--- Aim of the task ---
Leave out the pictures, then reproduce the rest of the material exactly.

[BEGIN Dataset records]

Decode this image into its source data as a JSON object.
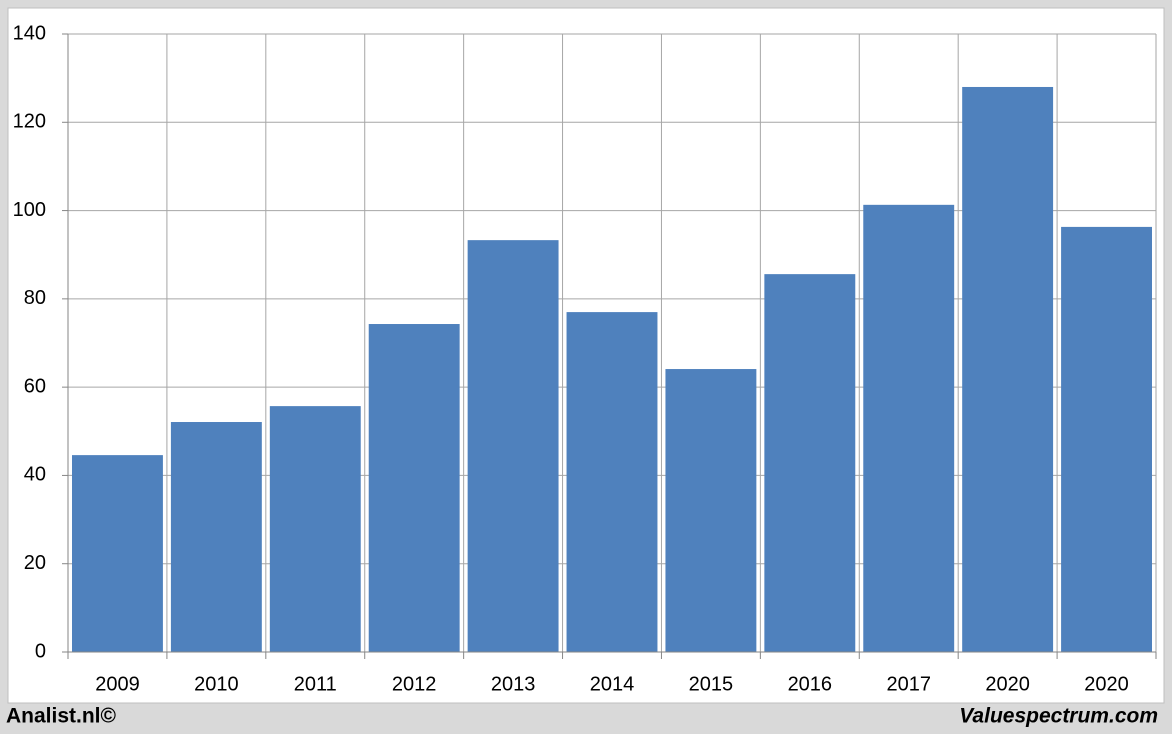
{
  "chart_data": {
    "type": "bar",
    "categories": [
      "2009",
      "2010",
      "2011",
      "2012",
      "2013",
      "2014",
      "2015",
      "2016",
      "2017",
      "2020",
      "2020"
    ],
    "values": [
      44.6,
      52.1,
      55.7,
      74.3,
      93.3,
      77.0,
      64.1,
      85.6,
      101.3,
      128.0,
      96.3
    ],
    "color": "#4f81bd",
    "ylim": [
      0,
      140
    ],
    "yticks": [
      0,
      20,
      40,
      60,
      80,
      100,
      120,
      140
    ],
    "grid": true,
    "footer_left": "Analist.nl©",
    "footer_right": "Valuespectrum.com"
  }
}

[END Dataset records]

--- Response for this exercise ---
Decode this image into its source data as a JSON object.
{
  "chart_data": {
    "type": "bar",
    "categories": [
      "2009",
      "2010",
      "2011",
      "2012",
      "2013",
      "2014",
      "2015",
      "2016",
      "2017",
      "2020",
      "2020"
    ],
    "values": [
      44.6,
      52.1,
      55.7,
      74.3,
      93.3,
      77.0,
      64.1,
      85.6,
      101.3,
      128.0,
      96.3
    ],
    "color": "#4f81bd",
    "ylim": [
      0,
      140
    ],
    "yticks": [
      0,
      20,
      40,
      60,
      80,
      100,
      120,
      140
    ],
    "grid": true,
    "footer_left": "Analist.nl©",
    "footer_right": "Valuespectrum.com"
  }
}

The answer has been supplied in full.